▶ **REQUIREMENT**:
The line containing "Serialize everything readable" marks the start; return it and every line after it in the listing below, exactly, through the last.

[Data entries]
* START *

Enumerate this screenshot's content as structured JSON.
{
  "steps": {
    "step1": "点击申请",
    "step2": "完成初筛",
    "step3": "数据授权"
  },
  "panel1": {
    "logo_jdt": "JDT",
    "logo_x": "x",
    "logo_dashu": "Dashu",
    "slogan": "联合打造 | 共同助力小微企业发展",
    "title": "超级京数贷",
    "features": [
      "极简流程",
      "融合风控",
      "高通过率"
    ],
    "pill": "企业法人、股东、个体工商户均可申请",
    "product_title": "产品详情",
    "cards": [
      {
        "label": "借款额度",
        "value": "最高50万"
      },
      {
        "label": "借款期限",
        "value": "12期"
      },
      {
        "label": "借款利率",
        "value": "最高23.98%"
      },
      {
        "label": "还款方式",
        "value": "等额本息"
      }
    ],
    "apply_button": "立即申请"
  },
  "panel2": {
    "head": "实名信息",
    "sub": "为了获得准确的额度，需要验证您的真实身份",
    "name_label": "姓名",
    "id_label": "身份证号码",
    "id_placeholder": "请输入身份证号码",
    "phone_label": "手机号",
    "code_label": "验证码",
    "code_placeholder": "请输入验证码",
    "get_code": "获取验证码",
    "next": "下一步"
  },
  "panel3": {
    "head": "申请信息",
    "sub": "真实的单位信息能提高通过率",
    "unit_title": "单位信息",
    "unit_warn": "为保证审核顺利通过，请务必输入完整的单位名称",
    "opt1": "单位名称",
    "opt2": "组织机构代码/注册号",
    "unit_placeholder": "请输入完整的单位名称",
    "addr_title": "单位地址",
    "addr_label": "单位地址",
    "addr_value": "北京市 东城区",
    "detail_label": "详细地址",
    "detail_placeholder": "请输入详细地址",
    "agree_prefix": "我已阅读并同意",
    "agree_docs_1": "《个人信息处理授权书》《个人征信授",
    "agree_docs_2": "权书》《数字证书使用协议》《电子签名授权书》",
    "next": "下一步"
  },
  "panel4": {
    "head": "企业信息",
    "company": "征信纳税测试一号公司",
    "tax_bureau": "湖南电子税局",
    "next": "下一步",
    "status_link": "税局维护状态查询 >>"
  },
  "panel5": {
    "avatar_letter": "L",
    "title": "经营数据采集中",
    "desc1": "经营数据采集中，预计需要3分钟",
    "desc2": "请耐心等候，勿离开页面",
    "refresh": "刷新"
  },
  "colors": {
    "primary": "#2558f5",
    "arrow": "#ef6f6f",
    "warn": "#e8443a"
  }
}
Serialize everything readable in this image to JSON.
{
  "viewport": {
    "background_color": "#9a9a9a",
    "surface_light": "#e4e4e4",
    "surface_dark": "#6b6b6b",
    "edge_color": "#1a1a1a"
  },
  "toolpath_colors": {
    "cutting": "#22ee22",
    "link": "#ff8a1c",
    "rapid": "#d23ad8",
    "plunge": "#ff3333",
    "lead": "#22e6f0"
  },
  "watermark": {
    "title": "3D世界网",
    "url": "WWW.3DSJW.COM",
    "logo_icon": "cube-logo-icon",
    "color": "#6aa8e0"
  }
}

* END *

▶ **COMPLETED TASK**:
Serialize everything readable in this image to JSON.
{
  "viewport": {
    "background_color": "#9a9a9a",
    "surface_light": "#e4e4e4",
    "surface_dark": "#6b6b6b",
    "edge_color": "#1a1a1a"
  },
  "toolpath_colors": {
    "cutting": "#22ee22",
    "link": "#ff8a1c",
    "rapid": "#d23ad8",
    "plunge": "#ff3333",
    "lead": "#22e6f0"
  },
  "watermark": {
    "title": "3D世界网",
    "url": "WWW.3DSJW.COM",
    "logo_icon": "cube-logo-icon",
    "color": "#6aa8e0"
  }
}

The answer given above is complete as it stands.